__Exercise description__: Reply only with how many lines contain the word "true".

__Given data__:
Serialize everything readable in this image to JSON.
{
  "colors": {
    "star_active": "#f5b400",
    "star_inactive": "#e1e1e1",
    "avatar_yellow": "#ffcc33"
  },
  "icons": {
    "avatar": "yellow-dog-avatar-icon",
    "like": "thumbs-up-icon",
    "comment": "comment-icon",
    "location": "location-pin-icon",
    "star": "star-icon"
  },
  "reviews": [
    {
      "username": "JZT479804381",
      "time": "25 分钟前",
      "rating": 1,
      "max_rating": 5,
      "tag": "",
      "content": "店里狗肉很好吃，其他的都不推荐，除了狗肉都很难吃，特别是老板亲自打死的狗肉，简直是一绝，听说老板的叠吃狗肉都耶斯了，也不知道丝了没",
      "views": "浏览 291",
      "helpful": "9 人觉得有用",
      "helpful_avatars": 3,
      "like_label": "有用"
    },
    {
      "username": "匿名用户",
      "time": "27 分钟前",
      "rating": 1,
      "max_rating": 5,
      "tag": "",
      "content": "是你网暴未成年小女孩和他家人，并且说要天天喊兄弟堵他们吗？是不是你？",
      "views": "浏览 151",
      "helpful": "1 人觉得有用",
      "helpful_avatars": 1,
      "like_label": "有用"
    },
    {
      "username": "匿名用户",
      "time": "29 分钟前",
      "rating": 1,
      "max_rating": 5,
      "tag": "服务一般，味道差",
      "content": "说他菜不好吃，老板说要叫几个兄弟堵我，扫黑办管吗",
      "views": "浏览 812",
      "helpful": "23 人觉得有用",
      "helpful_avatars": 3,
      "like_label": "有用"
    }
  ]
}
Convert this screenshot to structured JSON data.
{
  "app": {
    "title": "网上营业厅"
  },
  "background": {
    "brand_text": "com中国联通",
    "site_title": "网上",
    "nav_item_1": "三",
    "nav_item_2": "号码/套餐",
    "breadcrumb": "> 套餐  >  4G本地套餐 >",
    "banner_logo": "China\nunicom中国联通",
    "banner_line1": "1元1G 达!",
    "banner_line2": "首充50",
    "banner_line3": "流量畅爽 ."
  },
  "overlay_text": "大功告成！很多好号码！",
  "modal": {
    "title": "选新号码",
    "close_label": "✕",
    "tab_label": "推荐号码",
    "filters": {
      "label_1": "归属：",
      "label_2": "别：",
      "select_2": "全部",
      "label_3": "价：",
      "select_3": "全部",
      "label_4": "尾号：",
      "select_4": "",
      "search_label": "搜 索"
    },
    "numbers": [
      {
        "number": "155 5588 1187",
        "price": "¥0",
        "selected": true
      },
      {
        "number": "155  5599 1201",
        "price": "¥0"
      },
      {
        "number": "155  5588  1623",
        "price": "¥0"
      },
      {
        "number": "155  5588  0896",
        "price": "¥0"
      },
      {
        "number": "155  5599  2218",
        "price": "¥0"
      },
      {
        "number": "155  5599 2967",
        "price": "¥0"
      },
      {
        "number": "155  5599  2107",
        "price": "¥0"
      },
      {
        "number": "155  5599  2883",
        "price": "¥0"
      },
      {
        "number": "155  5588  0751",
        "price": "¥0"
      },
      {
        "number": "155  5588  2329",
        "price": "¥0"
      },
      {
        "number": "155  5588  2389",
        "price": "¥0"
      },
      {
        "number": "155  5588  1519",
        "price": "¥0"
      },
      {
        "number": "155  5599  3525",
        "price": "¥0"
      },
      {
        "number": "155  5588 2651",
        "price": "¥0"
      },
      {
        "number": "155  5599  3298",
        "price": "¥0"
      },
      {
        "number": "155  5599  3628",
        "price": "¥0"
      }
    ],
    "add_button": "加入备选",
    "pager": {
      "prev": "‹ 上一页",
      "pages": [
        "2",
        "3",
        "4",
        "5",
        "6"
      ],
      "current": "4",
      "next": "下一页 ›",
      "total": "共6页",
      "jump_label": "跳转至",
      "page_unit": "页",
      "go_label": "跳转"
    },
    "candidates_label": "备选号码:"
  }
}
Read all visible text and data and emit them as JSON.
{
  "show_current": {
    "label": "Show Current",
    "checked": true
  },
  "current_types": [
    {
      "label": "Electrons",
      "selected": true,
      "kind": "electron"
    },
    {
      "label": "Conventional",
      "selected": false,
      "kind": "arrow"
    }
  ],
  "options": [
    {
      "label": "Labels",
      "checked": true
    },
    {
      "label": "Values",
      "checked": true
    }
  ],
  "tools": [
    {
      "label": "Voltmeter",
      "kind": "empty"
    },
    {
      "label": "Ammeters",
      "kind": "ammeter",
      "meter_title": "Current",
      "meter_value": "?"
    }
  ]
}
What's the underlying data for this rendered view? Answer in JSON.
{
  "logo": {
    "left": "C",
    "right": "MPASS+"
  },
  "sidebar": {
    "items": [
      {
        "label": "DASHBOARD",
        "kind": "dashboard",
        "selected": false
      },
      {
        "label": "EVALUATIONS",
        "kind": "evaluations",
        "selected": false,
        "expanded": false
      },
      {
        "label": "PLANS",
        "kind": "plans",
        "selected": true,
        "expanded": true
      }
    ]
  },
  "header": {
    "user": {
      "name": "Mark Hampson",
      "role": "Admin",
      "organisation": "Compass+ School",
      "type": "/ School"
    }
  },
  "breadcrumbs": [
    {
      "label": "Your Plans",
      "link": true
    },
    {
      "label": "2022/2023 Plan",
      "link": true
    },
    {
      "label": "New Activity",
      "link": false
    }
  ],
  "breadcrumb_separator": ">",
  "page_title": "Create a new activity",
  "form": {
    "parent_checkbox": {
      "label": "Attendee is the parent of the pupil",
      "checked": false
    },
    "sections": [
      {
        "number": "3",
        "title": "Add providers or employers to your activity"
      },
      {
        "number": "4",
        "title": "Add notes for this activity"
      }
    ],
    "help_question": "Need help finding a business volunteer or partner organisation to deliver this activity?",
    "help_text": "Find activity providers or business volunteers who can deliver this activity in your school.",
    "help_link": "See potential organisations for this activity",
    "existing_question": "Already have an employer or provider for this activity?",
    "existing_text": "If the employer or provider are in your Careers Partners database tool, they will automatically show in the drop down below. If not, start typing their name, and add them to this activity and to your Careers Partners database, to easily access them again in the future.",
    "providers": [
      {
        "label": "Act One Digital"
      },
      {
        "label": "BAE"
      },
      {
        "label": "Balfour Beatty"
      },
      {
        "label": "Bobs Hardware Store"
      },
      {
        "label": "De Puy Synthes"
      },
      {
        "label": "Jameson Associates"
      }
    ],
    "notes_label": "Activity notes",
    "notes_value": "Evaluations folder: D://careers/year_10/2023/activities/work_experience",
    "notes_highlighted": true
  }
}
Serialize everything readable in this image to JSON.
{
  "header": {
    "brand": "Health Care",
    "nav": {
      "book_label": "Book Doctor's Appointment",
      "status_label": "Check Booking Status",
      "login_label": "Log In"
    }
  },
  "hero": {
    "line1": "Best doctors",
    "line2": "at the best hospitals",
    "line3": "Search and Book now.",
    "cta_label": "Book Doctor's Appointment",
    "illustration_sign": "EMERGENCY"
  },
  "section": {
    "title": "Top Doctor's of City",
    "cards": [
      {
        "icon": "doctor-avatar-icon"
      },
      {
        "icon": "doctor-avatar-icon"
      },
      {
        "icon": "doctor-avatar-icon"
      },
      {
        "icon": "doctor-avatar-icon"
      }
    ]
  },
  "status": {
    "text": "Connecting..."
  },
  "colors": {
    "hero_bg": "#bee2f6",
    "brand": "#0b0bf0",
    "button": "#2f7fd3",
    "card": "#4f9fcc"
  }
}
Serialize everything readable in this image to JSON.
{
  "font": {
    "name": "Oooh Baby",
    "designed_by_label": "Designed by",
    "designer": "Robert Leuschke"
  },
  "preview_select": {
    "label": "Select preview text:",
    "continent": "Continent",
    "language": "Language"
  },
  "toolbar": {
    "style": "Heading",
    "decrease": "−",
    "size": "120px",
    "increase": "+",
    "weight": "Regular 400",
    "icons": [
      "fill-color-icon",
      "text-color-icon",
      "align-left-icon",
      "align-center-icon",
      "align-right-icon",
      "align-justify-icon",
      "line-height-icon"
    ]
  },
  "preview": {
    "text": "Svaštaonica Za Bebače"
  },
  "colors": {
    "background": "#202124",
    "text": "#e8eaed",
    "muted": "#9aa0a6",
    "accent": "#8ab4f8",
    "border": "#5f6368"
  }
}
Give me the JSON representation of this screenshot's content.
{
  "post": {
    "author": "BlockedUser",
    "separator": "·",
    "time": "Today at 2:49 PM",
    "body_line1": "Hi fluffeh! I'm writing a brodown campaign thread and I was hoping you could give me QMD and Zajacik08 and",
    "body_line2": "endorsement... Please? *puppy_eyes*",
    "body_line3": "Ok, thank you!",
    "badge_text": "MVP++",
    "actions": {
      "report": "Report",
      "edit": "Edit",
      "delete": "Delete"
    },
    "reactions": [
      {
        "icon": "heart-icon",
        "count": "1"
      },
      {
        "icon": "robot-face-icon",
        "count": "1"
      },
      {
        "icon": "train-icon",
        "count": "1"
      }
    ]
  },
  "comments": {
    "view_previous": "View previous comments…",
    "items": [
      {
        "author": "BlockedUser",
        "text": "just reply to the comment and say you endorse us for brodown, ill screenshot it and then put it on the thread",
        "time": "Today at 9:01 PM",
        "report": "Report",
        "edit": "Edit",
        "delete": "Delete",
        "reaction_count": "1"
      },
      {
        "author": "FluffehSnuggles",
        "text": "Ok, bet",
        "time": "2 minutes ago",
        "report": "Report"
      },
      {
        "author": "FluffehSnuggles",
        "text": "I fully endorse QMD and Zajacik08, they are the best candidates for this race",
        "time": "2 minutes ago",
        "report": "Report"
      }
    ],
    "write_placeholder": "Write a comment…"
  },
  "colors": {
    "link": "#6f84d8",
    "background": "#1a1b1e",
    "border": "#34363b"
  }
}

__Task result__: 10